Job
In the entries below, count every line with the string "Rates". State the count and nothing else.
Begin Task input
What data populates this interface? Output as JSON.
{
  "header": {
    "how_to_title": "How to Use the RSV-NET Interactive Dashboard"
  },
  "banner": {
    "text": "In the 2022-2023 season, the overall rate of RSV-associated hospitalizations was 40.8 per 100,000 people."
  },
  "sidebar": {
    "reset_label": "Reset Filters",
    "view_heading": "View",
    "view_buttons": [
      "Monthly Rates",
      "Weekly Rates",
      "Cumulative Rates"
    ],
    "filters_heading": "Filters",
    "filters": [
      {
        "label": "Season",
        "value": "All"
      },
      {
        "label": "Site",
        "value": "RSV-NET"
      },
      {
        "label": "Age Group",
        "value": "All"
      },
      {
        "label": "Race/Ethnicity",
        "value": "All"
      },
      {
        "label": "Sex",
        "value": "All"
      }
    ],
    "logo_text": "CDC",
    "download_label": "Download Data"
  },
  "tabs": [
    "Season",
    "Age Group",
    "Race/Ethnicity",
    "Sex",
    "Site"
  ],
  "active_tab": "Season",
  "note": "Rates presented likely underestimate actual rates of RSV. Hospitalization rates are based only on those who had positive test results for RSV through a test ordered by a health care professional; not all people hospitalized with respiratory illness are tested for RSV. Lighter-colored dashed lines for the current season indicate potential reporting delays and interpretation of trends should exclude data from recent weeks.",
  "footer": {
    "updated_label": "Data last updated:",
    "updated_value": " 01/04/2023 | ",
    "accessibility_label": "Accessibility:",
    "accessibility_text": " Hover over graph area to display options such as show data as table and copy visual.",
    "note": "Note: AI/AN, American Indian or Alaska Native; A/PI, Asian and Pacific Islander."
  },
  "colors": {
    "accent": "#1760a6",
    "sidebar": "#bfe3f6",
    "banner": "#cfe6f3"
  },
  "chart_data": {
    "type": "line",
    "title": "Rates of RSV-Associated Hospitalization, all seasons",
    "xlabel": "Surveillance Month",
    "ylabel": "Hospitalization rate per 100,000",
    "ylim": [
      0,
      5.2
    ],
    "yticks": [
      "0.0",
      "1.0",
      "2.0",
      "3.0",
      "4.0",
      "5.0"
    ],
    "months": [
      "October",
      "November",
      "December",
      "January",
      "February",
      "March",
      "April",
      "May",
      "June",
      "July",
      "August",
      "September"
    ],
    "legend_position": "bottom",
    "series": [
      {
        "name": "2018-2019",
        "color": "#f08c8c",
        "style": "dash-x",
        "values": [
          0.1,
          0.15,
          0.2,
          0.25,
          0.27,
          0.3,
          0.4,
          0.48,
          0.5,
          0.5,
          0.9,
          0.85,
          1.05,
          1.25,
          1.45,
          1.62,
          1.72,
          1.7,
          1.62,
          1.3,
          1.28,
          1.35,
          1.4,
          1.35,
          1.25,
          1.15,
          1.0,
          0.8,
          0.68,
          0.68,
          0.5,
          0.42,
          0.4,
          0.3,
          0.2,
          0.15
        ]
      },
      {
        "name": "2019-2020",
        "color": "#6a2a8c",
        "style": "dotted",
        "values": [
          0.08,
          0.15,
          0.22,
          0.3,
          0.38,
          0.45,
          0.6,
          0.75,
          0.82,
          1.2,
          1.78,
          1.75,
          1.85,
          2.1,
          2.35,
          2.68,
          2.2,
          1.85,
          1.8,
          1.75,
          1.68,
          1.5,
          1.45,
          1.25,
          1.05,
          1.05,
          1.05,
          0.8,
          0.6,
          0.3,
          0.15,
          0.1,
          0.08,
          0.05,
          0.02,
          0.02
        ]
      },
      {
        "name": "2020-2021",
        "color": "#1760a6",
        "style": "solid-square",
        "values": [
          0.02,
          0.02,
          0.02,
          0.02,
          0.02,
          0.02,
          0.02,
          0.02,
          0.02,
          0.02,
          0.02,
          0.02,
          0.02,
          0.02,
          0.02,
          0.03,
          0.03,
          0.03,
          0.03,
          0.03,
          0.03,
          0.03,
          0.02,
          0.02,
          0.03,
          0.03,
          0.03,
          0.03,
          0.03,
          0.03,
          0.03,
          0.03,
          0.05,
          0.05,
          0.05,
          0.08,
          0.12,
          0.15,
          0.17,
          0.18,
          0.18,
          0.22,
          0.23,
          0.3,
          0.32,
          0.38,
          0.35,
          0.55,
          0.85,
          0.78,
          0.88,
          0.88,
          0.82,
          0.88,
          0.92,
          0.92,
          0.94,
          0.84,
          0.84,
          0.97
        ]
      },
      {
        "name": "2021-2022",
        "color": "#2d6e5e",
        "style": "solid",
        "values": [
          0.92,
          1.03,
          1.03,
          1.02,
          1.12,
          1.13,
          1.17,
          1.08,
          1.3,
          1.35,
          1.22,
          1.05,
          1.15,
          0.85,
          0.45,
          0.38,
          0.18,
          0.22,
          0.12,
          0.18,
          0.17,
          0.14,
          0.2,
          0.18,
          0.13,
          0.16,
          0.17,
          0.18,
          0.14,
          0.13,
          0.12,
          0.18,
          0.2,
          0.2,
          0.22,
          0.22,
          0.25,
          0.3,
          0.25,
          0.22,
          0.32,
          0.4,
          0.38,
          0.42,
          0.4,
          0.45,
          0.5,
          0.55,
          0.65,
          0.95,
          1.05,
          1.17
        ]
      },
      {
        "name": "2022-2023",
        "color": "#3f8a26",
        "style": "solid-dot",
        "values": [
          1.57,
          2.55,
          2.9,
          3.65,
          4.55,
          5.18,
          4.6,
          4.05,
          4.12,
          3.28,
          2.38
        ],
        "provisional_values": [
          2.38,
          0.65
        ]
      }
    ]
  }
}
End Task input
Completed task
5